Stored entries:
┌──
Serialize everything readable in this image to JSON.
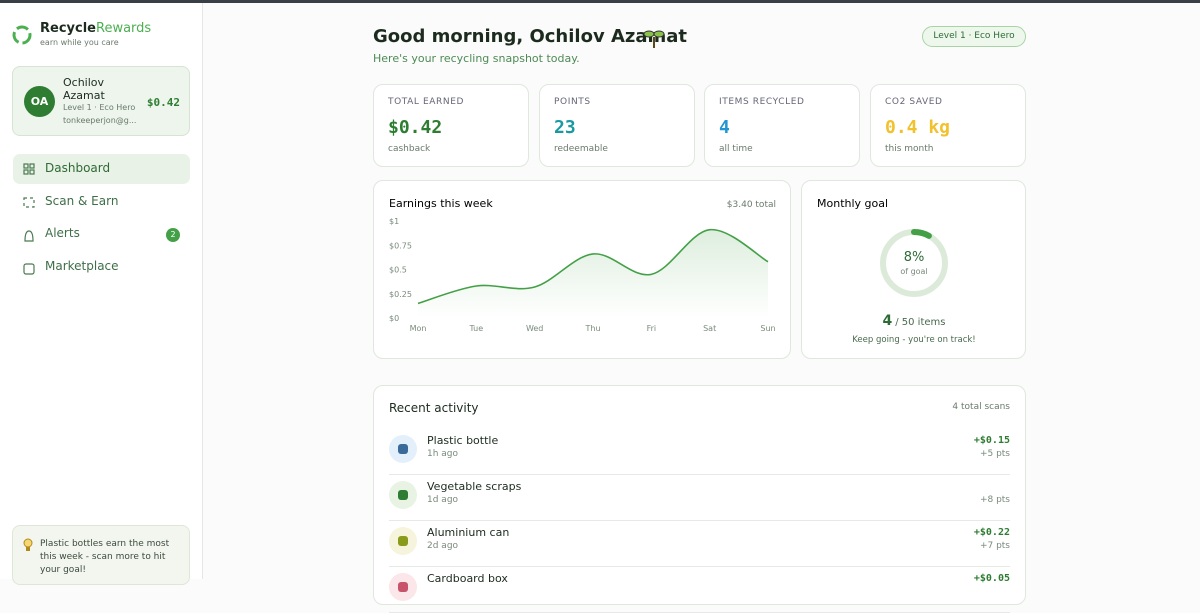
{
  "brand": {
    "name_a": "Recycle",
    "name_b": "Rewards",
    "tagline": "earn while you care"
  },
  "profile": {
    "initials": "OA",
    "name": "Ochilov Azamat",
    "level": "Level 1 · Eco Hero",
    "email": "tonkeeperjon@g...",
    "balance": "$0.42"
  },
  "nav": [
    {
      "label": "Dashboard"
    },
    {
      "label": "Scan & Earn"
    },
    {
      "label": "Alerts",
      "badge": "2"
    },
    {
      "label": "Marketplace"
    }
  ],
  "tip": "Plastic bottles earn the most this week - scan more to hit your goal!",
  "header": {
    "greeting": "Good morning, Ochilov Azamat",
    "subtitle": "Here's your recycling snapshot today.",
    "level_badge": "Level 1 · Eco Hero"
  },
  "stats": [
    {
      "label": "TOTAL EARNED",
      "value": "$0.42",
      "note": "cashback",
      "color": "#2e7d32"
    },
    {
      "label": "POINTS",
      "value": "23",
      "note": "redeemable",
      "color": "#1a9aa0"
    },
    {
      "label": "ITEMS RECYCLED",
      "value": "4",
      "note": "all time",
      "color": "#2196d3"
    },
    {
      "label": "CO2 SAVED",
      "value": "0.4 kg",
      "note": "this month",
      "color": "#f2c12e"
    }
  ],
  "chart_data": [
    {
      "type": "line",
      "title": "Earnings this week",
      "annotation": "$3.40 total",
      "categories": [
        "Mon",
        "Tue",
        "Wed",
        "Thu",
        "Fri",
        "Sat",
        "Sun"
      ],
      "values": [
        0.15,
        0.33,
        0.32,
        0.66,
        0.45,
        0.91,
        0.58
      ],
      "color": "#43a047",
      "ylim": [
        0,
        1
      ],
      "yticks": [
        {
          "value": 0,
          "label": "$0"
        },
        {
          "value": 0.25,
          "label": "$0.25"
        },
        {
          "value": 0.5,
          "label": "$0.5"
        },
        {
          "value": 0.75,
          "label": "$0.75"
        },
        {
          "value": 1,
          "label": "$1"
        }
      ]
    },
    {
      "type": "donut",
      "title": "Monthly goal",
      "values": [
        8
      ],
      "value_labels": [
        "8%"
      ],
      "ylim": [
        0,
        100
      ],
      "color": "#43a047",
      "caption": "of goal",
      "count": "4",
      "count_label": "/ 50 items",
      "note": "Keep going - you're on track!"
    }
  ],
  "activity": {
    "title": "Recent activity",
    "count": "4 total scans",
    "items": [
      {
        "name": "Plastic bottle",
        "time": "1h ago",
        "amount": "+$0.15",
        "points": "+5 pts"
      },
      {
        "name": "Vegetable scraps",
        "time": "1d ago",
        "points": "+8 pts"
      },
      {
        "name": "Aluminium can",
        "time": "2d ago",
        "amount": "+$0.22",
        "points": "+7 pts"
      },
      {
        "name": "Cardboard box",
        "amount": "+$0.05"
      }
    ]
  }
}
└──
■ Description of the task
Lines from the records above that hold "goal" are the ones to list.

■ Reply to the exercise
  "tip": "Plastic bottles earn the most this week - scan more to hit your goal!",
      "title": "Monthly goal",
      "caption": "of goal",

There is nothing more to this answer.